## STATED EXERCISE
Please return the full listing below without altering anything.

Records from a data collection:
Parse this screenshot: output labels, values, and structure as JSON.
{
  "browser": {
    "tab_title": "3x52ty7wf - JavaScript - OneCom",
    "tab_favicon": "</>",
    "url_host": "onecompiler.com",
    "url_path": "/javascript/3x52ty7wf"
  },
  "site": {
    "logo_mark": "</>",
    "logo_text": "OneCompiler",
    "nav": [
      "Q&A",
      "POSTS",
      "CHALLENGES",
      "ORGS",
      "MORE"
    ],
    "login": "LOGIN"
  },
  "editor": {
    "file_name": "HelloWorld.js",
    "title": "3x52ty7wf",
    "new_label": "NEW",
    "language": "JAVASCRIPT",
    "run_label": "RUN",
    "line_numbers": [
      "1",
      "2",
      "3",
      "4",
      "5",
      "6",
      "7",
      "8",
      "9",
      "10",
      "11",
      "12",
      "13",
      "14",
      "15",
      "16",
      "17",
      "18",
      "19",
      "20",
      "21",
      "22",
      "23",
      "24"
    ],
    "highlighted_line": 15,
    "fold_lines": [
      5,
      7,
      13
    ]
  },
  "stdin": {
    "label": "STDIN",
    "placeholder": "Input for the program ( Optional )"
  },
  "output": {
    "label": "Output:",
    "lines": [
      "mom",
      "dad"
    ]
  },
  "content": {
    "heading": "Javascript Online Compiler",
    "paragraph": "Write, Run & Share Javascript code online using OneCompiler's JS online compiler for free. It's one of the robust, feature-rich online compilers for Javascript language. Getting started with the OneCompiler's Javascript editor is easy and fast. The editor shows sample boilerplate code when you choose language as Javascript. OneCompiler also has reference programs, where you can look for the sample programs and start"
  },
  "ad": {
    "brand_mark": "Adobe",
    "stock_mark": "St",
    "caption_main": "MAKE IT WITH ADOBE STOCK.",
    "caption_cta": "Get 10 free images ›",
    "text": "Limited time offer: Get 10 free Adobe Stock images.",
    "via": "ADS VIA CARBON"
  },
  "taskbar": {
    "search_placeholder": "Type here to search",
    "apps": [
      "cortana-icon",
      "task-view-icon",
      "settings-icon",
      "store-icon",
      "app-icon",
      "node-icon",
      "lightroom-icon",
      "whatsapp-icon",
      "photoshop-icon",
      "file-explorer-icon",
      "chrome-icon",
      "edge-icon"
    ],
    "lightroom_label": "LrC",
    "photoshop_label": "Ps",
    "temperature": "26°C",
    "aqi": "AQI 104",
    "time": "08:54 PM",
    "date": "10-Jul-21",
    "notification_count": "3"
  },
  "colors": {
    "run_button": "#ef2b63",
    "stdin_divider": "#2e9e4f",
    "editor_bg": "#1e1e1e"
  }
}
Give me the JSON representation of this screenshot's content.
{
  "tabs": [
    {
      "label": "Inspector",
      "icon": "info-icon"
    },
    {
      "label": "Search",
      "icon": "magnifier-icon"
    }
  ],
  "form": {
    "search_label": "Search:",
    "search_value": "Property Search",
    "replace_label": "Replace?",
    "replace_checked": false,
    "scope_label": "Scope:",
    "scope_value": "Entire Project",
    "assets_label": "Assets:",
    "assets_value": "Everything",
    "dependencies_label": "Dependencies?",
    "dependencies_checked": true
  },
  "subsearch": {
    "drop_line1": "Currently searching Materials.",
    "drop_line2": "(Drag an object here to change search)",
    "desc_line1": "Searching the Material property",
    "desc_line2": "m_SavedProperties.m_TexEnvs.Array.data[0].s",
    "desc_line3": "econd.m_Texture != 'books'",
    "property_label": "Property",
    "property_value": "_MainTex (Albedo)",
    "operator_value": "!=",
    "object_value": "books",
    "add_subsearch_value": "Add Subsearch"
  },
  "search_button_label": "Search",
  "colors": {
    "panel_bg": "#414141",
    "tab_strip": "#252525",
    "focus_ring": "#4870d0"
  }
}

## CORRECT RESPONSE
Parse this screenshot: output labels, values, and structure as JSON.
{
  "browser": {
    "tab_title": "3x52ty7wf - JavaScript - OneCom",
    "tab_favicon": "</>",
    "url_host": "onecompiler.com",
    "url_path": "/javascript/3x52ty7wf"
  },
  "site": {
    "logo_mark": "</>",
    "logo_text": "OneCompiler",
    "nav": [
      "Q&A",
      "POSTS",
      "CHALLENGES",
      "ORGS",
      "MORE"
    ],
    "login": "LOGIN"
  },
  "editor": {
    "file_name": "HelloWorld.js",
    "title": "3x52ty7wf",
    "new_label": "NEW",
    "language": "JAVASCRIPT",
    "run_label": "RUN",
    "line_numbers": [
      "1",
      "2",
      "3",
      "4",
      "5",
      "6",
      "7",
      "8",
      "9",
      "10",
      "11",
      "12",
      "13",
      "14",
      "15",
      "16",
      "17",
      "18",
      "19",
      "20",
      "21",
      "22",
      "23",
      "24"
    ],
    "highlighted_line": 15,
    "fold_lines": [
      5,
      7,
      13
    ]
  },
  "stdin": {
    "label": "STDIN",
    "placeholder": "Input for the program ( Optional )"
  },
  "output": {
    "label": "Output:",
    "lines": [
      "mom",
      "dad"
    ]
  },
  "content": {
    "heading": "Javascript Online Compiler",
    "paragraph": "Write, Run & Share Javascript code online using OneCompiler's JS online compiler for free. It's one of the robust, feature-rich online compilers for Javascript language. Getting started with the OneCompiler's Javascript editor is easy and fast. The editor shows sample boilerplate code when you choose language as Javascript. OneCompiler also has reference programs, where you can look for the sample programs and start"
  },
  "ad": {
    "brand_mark": "Adobe",
    "stock_mark": "St",
    "caption_main": "MAKE IT WITH ADOBE STOCK.",
    "caption_cta": "Get 10 free images ›",
    "text": "Limited time offer: Get 10 free Adobe Stock images.",
    "via": "ADS VIA CARBON"
  },
  "taskbar": {
    "search_placeholder": "Type here to search",
    "apps": [
      "cortana-icon",
      "task-view-icon",
      "settings-icon",
      "store-icon",
      "app-icon",
      "node-icon",
      "lightroom-icon",
      "whatsapp-icon",
      "photoshop-icon",
      "file-explorer-icon",
      "chrome-icon",
      "edge-icon"
    ],
    "lightroom_label": "LrC",
    "photoshop_label": "Ps",
    "temperature": "26°C",
    "aqi": "AQI 104",
    "time": "08:54 PM",
    "date": "10-Jul-21",
    "notification_count": "3"
  },
  "colors": {
    "run_button": "#ef2b63",
    "stdin_divider": "#2e9e4f",
    "editor_bg": "#1e1e1e"
  }
}
Give me the JSON representation of this screenshot's content.
{
  "tabs": [
    {
      "label": "Inspector",
      "icon": "info-icon"
    },
    {
      "label": "Search",
      "icon": "magnifier-icon"
    }
  ],
  "form": {
    "search_label": "Search:",
    "search_value": "Property Search",
    "replace_label": "Replace?",
    "replace_checked": false,
    "scope_label": "Scope:",
    "scope_value": "Entire Project",
    "assets_label": "Assets:",
    "assets_value": "Everything",
    "dependencies_label": "Dependencies?",
    "dependencies_checked": true
  },
  "subsearch": {
    "drop_line1": "Currently searching Materials.",
    "drop_line2": "(Drag an object here to change search)",
    "desc_line1": "Searching the Material property",
    "desc_line2": "m_SavedProperties.m_TexEnvs.Array.data[0].s",
    "desc_line3": "econd.m_Texture != 'books'",
    "property_label": "Property",
    "property_value": "_MainTex (Albedo)",
    "operator_value": "!=",
    "object_value": "books",
    "add_subsearch_value": "Add Subsearch"
  },
  "search_button_label": "Search",
  "colors": {
    "panel_bg": "#414141",
    "tab_strip": "#252525",
    "focus_ring": "#4870d0"
  }
}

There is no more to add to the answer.